# [Job]
Give the material again in full, matching it exactly.

# [Dataset entries on figures]
::::::
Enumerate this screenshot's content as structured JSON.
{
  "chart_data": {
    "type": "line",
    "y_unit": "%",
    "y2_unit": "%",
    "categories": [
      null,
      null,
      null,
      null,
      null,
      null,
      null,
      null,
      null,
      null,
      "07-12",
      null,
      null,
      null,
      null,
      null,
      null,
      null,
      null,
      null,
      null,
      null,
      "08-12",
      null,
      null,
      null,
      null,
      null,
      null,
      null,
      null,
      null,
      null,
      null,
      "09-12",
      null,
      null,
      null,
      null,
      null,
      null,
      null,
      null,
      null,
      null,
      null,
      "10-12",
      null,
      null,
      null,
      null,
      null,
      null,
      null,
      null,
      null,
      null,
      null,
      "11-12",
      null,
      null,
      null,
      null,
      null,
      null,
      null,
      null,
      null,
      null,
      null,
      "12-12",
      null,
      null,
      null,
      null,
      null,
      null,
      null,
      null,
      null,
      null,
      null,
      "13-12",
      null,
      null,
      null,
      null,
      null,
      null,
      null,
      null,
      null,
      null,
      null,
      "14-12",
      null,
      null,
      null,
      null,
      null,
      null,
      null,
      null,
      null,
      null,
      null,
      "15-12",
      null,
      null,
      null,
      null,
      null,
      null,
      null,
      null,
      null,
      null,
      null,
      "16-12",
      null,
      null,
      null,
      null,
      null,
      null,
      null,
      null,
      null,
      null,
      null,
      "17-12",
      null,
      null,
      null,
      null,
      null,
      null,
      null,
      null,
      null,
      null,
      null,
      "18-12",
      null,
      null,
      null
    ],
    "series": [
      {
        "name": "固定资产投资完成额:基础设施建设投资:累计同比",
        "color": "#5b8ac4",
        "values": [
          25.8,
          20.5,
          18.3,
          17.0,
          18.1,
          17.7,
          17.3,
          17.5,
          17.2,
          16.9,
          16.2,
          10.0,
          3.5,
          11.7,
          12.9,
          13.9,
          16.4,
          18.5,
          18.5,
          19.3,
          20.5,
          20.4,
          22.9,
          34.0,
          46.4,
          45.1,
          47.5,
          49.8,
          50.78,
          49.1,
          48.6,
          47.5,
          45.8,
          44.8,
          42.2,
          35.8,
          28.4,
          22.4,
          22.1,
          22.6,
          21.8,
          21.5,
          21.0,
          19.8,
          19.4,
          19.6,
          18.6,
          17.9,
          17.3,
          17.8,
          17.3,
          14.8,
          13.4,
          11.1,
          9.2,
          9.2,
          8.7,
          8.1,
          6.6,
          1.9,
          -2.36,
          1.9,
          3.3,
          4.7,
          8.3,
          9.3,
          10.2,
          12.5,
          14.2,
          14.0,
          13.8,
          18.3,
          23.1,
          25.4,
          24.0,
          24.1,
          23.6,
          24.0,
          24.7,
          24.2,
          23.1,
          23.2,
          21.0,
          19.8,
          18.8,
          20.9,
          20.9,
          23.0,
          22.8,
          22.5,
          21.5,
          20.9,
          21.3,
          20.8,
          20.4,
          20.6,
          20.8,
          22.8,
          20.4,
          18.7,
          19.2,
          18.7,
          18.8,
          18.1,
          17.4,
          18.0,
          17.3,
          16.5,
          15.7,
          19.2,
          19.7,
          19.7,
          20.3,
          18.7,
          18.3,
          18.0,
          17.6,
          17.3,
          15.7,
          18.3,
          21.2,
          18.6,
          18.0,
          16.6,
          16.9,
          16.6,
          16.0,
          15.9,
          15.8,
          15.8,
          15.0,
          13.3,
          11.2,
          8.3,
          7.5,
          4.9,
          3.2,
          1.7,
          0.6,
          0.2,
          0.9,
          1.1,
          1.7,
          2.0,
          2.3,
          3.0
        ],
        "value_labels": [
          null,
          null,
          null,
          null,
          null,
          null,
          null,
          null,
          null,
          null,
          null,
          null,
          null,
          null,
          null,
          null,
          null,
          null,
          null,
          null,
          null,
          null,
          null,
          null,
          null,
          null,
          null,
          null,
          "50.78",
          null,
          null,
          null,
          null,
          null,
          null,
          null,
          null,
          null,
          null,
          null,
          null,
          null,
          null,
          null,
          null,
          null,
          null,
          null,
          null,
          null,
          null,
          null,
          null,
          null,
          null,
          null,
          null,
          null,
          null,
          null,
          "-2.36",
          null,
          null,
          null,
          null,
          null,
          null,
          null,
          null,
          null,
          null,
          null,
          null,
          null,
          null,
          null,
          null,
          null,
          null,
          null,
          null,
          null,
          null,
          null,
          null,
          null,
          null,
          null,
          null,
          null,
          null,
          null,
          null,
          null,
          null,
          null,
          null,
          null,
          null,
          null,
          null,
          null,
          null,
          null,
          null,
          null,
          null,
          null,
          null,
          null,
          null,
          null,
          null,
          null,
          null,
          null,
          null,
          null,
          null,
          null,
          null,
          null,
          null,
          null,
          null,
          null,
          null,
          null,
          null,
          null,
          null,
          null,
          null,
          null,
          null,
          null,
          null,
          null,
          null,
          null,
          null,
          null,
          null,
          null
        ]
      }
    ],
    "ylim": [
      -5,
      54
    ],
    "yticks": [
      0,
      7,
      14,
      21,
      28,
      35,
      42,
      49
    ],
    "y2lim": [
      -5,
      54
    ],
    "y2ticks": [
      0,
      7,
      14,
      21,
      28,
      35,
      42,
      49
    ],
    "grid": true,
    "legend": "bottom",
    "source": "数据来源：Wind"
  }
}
::::::
# [The reply]
Enumerate this screenshot's content as structured JSON.
{
  "chart_data": {
    "type": "line",
    "y_unit": "%",
    "y2_unit": "%",
    "categories": [
      null,
      null,
      null,
      null,
      null,
      null,
      null,
      null,
      null,
      null,
      "07-12",
      null,
      null,
      null,
      null,
      null,
      null,
      null,
      null,
      null,
      null,
      null,
      "08-12",
      null,
      null,
      null,
      null,
      null,
      null,
      null,
      null,
      null,
      null,
      null,
      "09-12",
      null,
      null,
      null,
      null,
      null,
      null,
      null,
      null,
      null,
      null,
      null,
      "10-12",
      null,
      null,
      null,
      null,
      null,
      null,
      null,
      null,
      null,
      null,
      null,
      "11-12",
      null,
      null,
      null,
      null,
      null,
      null,
      null,
      null,
      null,
      null,
      null,
      "12-12",
      null,
      null,
      null,
      null,
      null,
      null,
      null,
      null,
      null,
      null,
      null,
      "13-12",
      null,
      null,
      null,
      null,
      null,
      null,
      null,
      null,
      null,
      null,
      null,
      "14-12",
      null,
      null,
      null,
      null,
      null,
      null,
      null,
      null,
      null,
      null,
      null,
      "15-12",
      null,
      null,
      null,
      null,
      null,
      null,
      null,
      null,
      null,
      null,
      null,
      "16-12",
      null,
      null,
      null,
      null,
      null,
      null,
      null,
      null,
      null,
      null,
      null,
      "17-12",
      null,
      null,
      null,
      null,
      null,
      null,
      null,
      null,
      null,
      null,
      null,
      "18-12",
      null,
      null,
      null
    ],
    "series": [
      {
        "name": "固定资产投资完成额:基础设施建设投资:累计同比",
        "color": "#5b8ac4",
        "values": [
          25.8,
          20.5,
          18.3,
          17.0,
          18.1,
          17.7,
          17.3,
          17.5,
          17.2,
          16.9,
          16.2,
          10.0,
          3.5,
          11.7,
          12.9,
          13.9,
          16.4,
          18.5,
          18.5,
          19.3,
          20.5,
          20.4,
          22.9,
          34.0,
          46.4,
          45.1,
          47.5,
          49.8,
          50.78,
          49.1,
          48.6,
          47.5,
          45.8,
          44.8,
          42.2,
          35.8,
          28.4,
          22.4,
          22.1,
          22.6,
          21.8,
          21.5,
          21.0,
          19.8,
          19.4,
          19.6,
          18.6,
          17.9,
          17.3,
          17.8,
          17.3,
          14.8,
          13.4,
          11.1,
          9.2,
          9.2,
          8.7,
          8.1,
          6.6,
          1.9,
          -2.36,
          1.9,
          3.3,
          4.7,
          8.3,
          9.3,
          10.2,
          12.5,
          14.2,
          14.0,
          13.8,
          18.3,
          23.1,
          25.4,
          24.0,
          24.1,
          23.6,
          24.0,
          24.7,
          24.2,
          23.1,
          23.2,
          21.0,
          19.8,
          18.8,
          20.9,
          20.9,
          23.0,
          22.8,
          22.5,
          21.5,
          20.9,
          21.3,
          20.8,
          20.4,
          20.6,
          20.8,
          22.8,
          20.4,
          18.7,
          19.2,
          18.7,
          18.8,
          18.1,
          17.4,
          18.0,
          17.3,
          16.5,
          15.7,
          19.2,
          19.7,
          19.7,
          20.3,
          18.7,
          18.3,
          18.0,
          17.6,
          17.3,
          15.7,
          18.3,
          21.2,
          18.6,
          18.0,
          16.6,
          16.9,
          16.6,
          16.0,
          15.9,
          15.8,
          15.8,
          15.0,
          13.3,
          11.2,
          8.3,
          7.5,
          4.9,
          3.2,
          1.7,
          0.6,
          0.2,
          0.9,
          1.1,
          1.7,
          2.0,
          2.3,
          3.0
        ],
        "value_labels": [
          null,
          null,
          null,
          null,
          null,
          null,
          null,
          null,
          null,
          null,
          null,
          null,
          null,
          null,
          null,
          null,
          null,
          null,
          null,
          null,
          null,
          null,
          null,
          null,
          null,
          null,
          null,
          null,
          "50.78",
          null,
          null,
          null,
          null,
          null,
          null,
          null,
          null,
          null,
          null,
          null,
          null,
          null,
          null,
          null,
          null,
          null,
          null,
          null,
          null,
          null,
          null,
          null,
          null,
          null,
          null,
          null,
          null,
          null,
          null,
          null,
          "-2.36",
          null,
          null,
          null,
          null,
          null,
          null,
          null,
          null,
          null,
          null,
          null,
          null,
          null,
          null,
          null,
          null,
          null,
          null,
          null,
          null,
          null,
          null,
          null,
          null,
          null,
          null,
          null,
          null,
          null,
          null,
          null,
          null,
          null,
          null,
          null,
          null,
          null,
          null,
          null,
          null,
          null,
          null,
          null,
          null,
          null,
          null,
          null,
          null,
          null,
          null,
          null,
          null,
          null,
          null,
          null,
          null,
          null,
          null,
          null,
          null,
          null,
          null,
          null,
          null,
          null,
          null,
          null,
          null,
          null,
          null,
          null,
          null,
          null,
          null,
          null,
          null,
          null,
          null,
          null,
          null,
          null,
          null,
          null
        ]
      }
    ],
    "ylim": [
      -5,
      54
    ],
    "yticks": [
      0,
      7,
      14,
      21,
      28,
      35,
      42,
      49
    ],
    "y2lim": [
      -5,
      54
    ],
    "y2ticks": [
      0,
      7,
      14,
      21,
      28,
      35,
      42,
      49
    ],
    "grid": true,
    "legend": "bottom",
    "source": "数据来源：Wind"
  }
}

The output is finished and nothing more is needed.